[Stored items]
** START **

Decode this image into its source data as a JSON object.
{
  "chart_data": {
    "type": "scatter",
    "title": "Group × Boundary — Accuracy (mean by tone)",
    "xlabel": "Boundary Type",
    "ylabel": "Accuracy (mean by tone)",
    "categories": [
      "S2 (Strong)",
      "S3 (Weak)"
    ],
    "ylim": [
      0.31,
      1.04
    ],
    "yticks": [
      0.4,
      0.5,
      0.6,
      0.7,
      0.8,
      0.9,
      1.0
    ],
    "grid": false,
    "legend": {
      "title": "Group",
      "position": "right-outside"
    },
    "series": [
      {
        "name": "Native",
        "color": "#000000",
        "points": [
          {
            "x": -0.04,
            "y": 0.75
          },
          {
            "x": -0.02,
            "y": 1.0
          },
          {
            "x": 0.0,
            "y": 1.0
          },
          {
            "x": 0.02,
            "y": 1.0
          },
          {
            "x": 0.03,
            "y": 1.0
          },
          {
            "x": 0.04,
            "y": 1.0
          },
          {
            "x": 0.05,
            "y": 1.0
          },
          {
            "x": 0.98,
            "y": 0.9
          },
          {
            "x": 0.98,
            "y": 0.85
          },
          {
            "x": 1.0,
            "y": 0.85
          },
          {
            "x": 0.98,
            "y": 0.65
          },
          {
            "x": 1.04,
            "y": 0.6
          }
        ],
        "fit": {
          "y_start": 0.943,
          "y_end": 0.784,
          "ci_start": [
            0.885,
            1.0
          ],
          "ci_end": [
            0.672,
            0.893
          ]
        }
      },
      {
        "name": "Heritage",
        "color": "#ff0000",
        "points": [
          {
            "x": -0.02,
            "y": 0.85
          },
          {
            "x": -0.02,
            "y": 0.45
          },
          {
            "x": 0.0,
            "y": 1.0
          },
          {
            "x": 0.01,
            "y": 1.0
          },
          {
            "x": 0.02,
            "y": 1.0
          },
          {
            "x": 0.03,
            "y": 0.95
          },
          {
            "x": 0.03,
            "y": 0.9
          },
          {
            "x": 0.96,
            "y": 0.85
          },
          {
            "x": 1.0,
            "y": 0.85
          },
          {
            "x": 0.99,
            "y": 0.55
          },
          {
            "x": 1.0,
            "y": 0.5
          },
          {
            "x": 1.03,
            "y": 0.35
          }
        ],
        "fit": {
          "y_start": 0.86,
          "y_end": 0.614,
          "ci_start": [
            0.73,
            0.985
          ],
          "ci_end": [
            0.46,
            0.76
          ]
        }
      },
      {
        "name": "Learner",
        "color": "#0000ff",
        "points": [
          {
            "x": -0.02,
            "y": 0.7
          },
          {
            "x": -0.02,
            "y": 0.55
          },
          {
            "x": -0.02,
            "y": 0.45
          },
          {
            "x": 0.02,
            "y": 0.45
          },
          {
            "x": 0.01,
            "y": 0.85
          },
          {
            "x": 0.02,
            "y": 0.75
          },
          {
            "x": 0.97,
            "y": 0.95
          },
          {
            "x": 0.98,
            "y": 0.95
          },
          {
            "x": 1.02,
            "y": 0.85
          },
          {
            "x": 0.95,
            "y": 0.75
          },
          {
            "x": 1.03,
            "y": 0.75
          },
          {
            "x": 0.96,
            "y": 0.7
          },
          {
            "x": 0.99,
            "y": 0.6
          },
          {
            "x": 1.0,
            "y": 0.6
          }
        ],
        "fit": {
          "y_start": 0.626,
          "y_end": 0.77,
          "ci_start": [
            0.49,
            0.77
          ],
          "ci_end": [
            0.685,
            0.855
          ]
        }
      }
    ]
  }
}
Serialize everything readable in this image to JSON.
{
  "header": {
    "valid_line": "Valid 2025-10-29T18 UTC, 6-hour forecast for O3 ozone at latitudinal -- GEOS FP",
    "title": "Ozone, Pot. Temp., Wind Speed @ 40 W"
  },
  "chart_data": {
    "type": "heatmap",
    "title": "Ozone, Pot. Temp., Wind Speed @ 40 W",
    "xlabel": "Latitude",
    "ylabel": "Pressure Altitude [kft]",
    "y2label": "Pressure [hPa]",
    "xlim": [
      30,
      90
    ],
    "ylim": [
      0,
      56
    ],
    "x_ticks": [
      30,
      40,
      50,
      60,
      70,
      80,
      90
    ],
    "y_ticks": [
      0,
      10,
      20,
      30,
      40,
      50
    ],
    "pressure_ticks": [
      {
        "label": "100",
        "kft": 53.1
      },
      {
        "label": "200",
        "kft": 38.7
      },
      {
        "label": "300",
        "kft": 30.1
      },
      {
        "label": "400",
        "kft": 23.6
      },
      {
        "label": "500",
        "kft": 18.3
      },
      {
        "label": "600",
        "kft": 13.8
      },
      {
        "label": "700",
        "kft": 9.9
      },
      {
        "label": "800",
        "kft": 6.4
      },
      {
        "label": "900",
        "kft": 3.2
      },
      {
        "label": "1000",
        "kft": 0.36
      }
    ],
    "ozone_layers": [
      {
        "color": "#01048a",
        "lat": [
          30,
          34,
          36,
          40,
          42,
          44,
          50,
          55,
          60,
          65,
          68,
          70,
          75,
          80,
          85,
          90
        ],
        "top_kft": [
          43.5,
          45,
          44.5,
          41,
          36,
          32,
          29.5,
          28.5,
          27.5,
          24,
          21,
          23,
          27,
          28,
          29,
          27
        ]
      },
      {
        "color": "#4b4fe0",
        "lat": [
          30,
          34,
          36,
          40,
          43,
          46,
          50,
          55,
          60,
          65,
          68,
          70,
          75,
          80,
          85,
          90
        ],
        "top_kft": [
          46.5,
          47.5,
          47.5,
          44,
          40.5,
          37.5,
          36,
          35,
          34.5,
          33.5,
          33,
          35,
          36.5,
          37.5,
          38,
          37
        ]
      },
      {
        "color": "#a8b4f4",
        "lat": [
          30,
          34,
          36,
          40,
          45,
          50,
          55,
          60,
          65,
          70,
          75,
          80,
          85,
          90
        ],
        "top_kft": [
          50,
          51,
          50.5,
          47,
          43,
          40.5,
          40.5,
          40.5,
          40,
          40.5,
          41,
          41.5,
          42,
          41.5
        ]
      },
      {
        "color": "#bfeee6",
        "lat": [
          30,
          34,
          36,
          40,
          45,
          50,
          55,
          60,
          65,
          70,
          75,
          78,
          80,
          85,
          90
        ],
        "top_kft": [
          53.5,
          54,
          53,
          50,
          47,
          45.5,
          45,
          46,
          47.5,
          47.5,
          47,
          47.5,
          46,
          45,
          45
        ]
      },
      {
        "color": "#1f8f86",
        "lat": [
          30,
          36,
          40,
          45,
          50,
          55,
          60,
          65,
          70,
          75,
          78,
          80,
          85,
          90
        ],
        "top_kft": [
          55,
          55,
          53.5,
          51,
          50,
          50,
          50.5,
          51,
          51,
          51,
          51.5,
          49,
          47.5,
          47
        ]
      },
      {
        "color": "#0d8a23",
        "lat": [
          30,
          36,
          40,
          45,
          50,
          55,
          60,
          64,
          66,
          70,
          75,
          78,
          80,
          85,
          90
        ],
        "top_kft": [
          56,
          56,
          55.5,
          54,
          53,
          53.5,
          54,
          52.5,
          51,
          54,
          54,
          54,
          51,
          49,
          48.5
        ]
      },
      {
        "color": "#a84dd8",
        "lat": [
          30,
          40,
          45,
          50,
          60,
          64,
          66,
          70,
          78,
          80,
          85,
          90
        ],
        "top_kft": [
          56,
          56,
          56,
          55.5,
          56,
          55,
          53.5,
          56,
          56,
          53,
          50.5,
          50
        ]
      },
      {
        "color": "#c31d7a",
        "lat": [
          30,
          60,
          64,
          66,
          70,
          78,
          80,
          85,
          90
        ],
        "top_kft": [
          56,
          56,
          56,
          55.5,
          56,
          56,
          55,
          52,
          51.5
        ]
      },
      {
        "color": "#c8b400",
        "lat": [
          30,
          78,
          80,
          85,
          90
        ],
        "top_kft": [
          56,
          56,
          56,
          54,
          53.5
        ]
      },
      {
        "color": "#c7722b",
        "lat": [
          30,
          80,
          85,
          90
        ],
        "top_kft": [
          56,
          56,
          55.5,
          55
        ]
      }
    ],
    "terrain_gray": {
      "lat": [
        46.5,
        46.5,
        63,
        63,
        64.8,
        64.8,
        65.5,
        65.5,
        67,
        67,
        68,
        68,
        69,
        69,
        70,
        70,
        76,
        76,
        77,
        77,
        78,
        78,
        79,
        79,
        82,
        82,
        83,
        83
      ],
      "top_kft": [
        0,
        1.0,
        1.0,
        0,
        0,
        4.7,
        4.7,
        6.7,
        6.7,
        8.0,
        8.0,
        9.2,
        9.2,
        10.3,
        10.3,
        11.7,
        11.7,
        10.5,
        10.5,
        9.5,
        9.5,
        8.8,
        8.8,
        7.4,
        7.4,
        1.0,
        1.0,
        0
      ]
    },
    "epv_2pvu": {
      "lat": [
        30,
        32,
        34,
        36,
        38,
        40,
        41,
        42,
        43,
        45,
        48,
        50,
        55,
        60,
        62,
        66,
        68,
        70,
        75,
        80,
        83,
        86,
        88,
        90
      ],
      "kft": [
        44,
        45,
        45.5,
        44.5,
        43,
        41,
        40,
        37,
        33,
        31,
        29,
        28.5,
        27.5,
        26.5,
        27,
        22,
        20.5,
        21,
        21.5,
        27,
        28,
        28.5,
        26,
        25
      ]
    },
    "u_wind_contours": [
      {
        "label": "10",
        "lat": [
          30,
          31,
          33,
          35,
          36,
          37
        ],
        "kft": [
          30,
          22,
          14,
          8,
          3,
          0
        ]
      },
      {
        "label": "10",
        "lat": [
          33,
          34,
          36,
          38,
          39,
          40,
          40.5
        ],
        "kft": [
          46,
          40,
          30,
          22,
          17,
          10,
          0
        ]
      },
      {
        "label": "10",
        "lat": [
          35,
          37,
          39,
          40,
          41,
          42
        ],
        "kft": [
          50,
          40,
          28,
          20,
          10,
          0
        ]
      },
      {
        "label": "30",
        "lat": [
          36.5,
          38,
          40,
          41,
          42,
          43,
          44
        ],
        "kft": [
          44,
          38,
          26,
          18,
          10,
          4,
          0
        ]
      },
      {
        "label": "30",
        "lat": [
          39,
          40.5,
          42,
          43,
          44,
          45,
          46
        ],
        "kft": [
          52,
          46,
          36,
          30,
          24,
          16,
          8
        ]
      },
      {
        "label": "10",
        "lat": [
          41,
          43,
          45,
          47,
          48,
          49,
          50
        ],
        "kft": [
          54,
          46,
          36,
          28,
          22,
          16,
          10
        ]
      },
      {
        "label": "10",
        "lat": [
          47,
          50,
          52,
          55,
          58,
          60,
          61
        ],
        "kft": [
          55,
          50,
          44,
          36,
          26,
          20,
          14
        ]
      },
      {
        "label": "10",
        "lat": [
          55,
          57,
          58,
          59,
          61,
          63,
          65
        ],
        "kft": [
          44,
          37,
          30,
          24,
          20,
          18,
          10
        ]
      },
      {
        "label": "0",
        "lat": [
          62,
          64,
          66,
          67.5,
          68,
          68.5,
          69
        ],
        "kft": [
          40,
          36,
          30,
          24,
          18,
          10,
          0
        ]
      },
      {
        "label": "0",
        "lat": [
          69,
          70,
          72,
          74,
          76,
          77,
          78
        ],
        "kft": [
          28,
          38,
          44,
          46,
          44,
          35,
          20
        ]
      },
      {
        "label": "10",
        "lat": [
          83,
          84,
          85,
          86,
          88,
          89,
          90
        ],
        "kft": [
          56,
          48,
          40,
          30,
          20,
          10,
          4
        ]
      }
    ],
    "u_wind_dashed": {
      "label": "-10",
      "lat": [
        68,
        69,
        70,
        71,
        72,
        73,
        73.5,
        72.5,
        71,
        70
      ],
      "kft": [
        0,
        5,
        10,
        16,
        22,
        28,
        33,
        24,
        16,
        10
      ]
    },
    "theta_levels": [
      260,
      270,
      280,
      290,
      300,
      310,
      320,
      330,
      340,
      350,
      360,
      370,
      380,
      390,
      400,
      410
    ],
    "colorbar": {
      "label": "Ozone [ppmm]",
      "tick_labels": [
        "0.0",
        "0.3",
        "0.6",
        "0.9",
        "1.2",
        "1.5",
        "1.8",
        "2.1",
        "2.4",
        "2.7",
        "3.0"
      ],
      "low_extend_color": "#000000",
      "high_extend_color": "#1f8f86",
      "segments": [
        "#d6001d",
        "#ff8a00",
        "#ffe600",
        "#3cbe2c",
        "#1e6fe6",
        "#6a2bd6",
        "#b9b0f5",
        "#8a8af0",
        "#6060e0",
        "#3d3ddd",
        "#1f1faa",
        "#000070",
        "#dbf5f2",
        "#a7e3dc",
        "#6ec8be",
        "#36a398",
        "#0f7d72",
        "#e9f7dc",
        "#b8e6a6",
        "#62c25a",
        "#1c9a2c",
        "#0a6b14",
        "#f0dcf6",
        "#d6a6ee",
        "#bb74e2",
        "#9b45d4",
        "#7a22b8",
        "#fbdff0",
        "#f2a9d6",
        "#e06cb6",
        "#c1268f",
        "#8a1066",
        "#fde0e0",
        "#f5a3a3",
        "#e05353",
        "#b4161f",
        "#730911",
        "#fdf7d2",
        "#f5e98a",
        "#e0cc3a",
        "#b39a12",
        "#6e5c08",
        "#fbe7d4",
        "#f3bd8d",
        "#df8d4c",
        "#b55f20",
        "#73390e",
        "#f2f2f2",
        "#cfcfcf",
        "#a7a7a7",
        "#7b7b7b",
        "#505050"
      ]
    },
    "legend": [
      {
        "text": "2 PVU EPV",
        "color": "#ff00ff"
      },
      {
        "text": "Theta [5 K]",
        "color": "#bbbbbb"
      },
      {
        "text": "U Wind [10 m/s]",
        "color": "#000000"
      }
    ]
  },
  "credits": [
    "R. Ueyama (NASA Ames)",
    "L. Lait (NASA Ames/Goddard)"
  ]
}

** END **

■ Written problem ■
Filter the records above for lines containing the word "tone", and copy those lines.

■ Output for this task ■
    "title": "Group × Boundary — Accuracy (mean by tone)",
    "ylabel": "Accuracy (mean by tone)",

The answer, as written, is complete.